WHAT YOU NEED TO DO
Your answer should be a single number: the count of lines containing "sont".

• • • • • • •

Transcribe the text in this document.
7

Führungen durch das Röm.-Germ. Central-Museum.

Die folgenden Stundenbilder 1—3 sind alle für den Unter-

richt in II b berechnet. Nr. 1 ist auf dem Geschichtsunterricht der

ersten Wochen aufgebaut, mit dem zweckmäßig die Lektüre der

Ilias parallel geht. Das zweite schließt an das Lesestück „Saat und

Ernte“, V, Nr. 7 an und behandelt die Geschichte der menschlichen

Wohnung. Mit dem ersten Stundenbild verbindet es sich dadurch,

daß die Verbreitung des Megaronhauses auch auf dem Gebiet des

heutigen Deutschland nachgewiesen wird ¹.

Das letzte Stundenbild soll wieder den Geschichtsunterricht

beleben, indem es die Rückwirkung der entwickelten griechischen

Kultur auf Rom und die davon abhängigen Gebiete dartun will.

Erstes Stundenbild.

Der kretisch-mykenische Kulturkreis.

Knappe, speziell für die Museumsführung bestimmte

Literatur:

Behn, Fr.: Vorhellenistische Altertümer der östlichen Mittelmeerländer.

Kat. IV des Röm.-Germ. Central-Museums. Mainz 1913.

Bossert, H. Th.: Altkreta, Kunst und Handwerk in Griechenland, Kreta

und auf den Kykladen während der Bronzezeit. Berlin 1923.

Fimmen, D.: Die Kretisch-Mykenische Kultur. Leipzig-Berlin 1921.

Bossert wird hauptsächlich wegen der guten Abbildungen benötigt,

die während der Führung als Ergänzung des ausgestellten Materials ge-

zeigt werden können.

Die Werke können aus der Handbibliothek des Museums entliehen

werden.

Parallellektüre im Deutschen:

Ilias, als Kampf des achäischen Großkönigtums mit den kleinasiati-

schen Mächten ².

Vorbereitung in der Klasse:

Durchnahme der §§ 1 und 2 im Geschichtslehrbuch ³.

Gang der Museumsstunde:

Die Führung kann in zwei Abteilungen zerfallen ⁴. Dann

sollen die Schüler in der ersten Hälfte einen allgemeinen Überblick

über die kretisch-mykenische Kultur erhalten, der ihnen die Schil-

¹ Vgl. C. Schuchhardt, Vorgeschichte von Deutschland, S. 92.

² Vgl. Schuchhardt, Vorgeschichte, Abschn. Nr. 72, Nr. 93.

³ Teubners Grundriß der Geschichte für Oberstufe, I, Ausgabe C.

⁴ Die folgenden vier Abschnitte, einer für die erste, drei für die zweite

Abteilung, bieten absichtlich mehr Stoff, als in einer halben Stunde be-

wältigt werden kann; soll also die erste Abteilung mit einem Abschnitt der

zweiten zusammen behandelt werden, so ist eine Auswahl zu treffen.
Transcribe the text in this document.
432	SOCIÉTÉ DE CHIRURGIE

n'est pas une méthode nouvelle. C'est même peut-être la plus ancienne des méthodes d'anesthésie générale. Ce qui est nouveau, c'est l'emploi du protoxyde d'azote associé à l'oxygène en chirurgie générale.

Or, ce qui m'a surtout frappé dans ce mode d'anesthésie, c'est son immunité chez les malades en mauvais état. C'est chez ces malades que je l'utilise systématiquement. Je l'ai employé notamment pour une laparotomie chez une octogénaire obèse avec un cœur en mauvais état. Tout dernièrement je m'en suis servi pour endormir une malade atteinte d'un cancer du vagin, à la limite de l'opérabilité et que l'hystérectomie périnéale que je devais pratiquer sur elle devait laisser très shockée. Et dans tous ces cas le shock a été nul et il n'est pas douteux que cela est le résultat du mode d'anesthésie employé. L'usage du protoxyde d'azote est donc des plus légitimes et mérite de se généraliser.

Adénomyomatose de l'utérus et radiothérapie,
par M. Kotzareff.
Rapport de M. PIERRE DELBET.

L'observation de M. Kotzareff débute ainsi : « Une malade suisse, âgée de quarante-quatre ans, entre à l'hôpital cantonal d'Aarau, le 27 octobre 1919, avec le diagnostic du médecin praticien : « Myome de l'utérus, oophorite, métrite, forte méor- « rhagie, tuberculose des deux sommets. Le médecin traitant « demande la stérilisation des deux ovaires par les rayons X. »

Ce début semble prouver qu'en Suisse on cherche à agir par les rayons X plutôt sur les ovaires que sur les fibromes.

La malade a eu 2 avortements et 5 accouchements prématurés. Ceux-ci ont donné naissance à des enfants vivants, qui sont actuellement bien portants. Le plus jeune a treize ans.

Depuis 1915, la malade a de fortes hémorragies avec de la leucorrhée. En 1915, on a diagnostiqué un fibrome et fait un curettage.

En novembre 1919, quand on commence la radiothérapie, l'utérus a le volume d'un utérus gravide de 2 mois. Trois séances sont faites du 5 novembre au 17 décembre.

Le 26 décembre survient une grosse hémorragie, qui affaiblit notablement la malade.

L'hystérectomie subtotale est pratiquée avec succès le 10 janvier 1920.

• • • • • • •

EXPECTED OUTPUT
2